### Exercise goal
When you reach the entries below, transcribe each one exactly as it stands.

### Data items
*** Begin section ***
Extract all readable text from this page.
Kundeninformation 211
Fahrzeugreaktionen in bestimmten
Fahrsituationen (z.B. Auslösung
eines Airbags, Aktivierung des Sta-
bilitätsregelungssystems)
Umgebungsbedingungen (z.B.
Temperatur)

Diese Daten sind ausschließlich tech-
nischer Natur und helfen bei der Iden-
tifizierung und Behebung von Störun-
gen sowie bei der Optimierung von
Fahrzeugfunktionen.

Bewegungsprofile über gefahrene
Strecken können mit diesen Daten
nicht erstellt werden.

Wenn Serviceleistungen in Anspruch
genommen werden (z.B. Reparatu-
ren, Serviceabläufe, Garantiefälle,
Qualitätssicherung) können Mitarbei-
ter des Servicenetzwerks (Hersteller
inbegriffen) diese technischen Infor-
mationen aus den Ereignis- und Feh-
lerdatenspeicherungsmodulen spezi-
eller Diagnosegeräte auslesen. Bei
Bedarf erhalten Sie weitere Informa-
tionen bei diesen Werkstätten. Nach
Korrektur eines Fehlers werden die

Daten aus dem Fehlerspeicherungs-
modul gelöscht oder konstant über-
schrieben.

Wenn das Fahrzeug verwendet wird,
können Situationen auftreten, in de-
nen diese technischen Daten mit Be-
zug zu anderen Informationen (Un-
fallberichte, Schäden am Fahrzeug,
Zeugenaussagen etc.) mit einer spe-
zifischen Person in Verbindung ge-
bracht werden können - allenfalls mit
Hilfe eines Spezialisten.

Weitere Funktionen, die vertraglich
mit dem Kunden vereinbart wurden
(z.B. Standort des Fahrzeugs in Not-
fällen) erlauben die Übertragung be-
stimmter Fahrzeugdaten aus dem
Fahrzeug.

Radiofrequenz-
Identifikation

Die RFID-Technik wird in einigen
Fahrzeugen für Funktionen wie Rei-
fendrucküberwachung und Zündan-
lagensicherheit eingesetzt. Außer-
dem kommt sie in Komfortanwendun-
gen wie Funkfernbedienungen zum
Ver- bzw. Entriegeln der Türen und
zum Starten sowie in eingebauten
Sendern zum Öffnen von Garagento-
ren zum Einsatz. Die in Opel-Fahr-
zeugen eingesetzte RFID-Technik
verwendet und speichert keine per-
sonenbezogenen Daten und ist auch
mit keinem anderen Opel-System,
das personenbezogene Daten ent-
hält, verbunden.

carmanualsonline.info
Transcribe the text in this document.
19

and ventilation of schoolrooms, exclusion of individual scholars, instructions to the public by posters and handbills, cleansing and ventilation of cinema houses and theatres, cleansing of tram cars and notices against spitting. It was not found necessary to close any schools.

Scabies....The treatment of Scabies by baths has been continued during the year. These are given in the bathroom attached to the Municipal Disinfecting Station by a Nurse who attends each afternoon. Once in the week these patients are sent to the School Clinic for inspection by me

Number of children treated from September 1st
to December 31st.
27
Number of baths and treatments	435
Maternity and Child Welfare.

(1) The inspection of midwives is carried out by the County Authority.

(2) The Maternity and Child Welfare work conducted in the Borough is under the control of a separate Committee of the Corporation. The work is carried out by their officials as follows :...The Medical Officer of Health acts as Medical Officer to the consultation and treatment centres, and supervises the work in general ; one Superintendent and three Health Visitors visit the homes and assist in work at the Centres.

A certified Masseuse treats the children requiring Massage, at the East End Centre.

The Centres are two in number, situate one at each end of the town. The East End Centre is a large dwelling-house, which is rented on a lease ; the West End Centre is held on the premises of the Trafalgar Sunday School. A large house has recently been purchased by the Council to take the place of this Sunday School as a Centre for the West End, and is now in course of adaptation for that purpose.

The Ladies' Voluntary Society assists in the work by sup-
*** End section ***
### Solution for this exercise
Extract all readable text from this page.
Kundeninformation 211
Fahrzeugreaktionen in bestimmten
Fahrsituationen (z.B. Auslösung
eines Airbags, Aktivierung des Sta-
bilitätsregelungssystems)
Umgebungsbedingungen (z.B.
Temperatur)

Diese Daten sind ausschließlich tech-
nischer Natur und helfen bei der Iden-
tifizierung und Behebung von Störun-
gen sowie bei der Optimierung von
Fahrzeugfunktionen.

Bewegungsprofile über gefahrene
Strecken können mit diesen Daten
nicht erstellt werden.

Wenn Serviceleistungen in Anspruch
genommen werden (z.B. Reparatu-
ren, Serviceabläufe, Garantiefälle,
Qualitätssicherung) können Mitarbei-
ter des Servicenetzwerks (Hersteller
inbegriffen) diese technischen Infor-
mationen aus den Ereignis- und Feh-
lerdatenspeicherungsmodulen spezi-
eller Diagnosegeräte auslesen. Bei
Bedarf erhalten Sie weitere Informa-
tionen bei diesen Werkstätten. Nach
Korrektur eines Fehlers werden die

Daten aus dem Fehlerspeicherungs-
modul gelöscht oder konstant über-
schrieben.

Wenn das Fahrzeug verwendet wird,
können Situationen auftreten, in de-
nen diese technischen Daten mit Be-
zug zu anderen Informationen (Un-
fallberichte, Schäden am Fahrzeug,
Zeugenaussagen etc.) mit einer spe-
zifischen Person in Verbindung ge-
bracht werden können - allenfalls mit
Hilfe eines Spezialisten.

Weitere Funktionen, die vertraglich
mit dem Kunden vereinbart wurden
(z.B. Standort des Fahrzeugs in Not-
fällen) erlauben die Übertragung be-
stimmter Fahrzeugdaten aus dem
Fahrzeug.

Radiofrequenz-
Identifikation

Die RFID-Technik wird in einigen
Fahrzeugen für Funktionen wie Rei-
fendrucküberwachung und Zündan-
lagensicherheit eingesetzt. Außer-
dem kommt sie in Komfortanwendun-
gen wie Funkfernbedienungen zum
Ver- bzw. Entriegeln der Türen und
zum Starten sowie in eingebauten
Sendern zum Öffnen von Garagento-
ren zum Einsatz. Die in Opel-Fahr-
zeugen eingesetzte RFID-Technik
verwendet und speichert keine per-
sonenbezogenen Daten und ist auch
mit keinem anderen Opel-System,
das personenbezogene Daten ent-
hält, verbunden.

carmanualsonline.info
Transcribe the text in this document.
19

and ventilation of schoolrooms, exclusion of individual scholars, instructions to the public by posters and handbills, cleansing and ventilation of cinema houses and theatres, cleansing of tram cars and notices against spitting. It was not found necessary to close any schools.

Scabies....The treatment of Scabies by baths has been continued during the year. These are given in the bathroom attached to the Municipal Disinfecting Station by a Nurse who attends each afternoon. Once in the week these patients are sent to the School Clinic for inspection by me

Number of children treated from September 1st
to December 31st.
27
Number of baths and treatments	435
Maternity and Child Welfare.

(1) The inspection of midwives is carried out by the County Authority.

(2) The Maternity and Child Welfare work conducted in the Borough is under the control of a separate Committee of the Corporation. The work is carried out by their officials as follows :...The Medical Officer of Health acts as Medical Officer to the consultation and treatment centres, and supervises the work in general ; one Superintendent and three Health Visitors visit the homes and assist in work at the Centres.

A certified Masseuse treats the children requiring Massage, at the East End Centre.

The Centres are two in number, situate one at each end of the town. The East End Centre is a large dwelling-house, which is rented on a lease ; the West End Centre is held on the premises of the Trafalgar Sunday School. A large house has recently been purchased by the Council to take the place of this Sunday School as a Centre for the West End, and is now in course of adaptation for that purpose.

The Ladies' Voluntary Society assists in the work by sup-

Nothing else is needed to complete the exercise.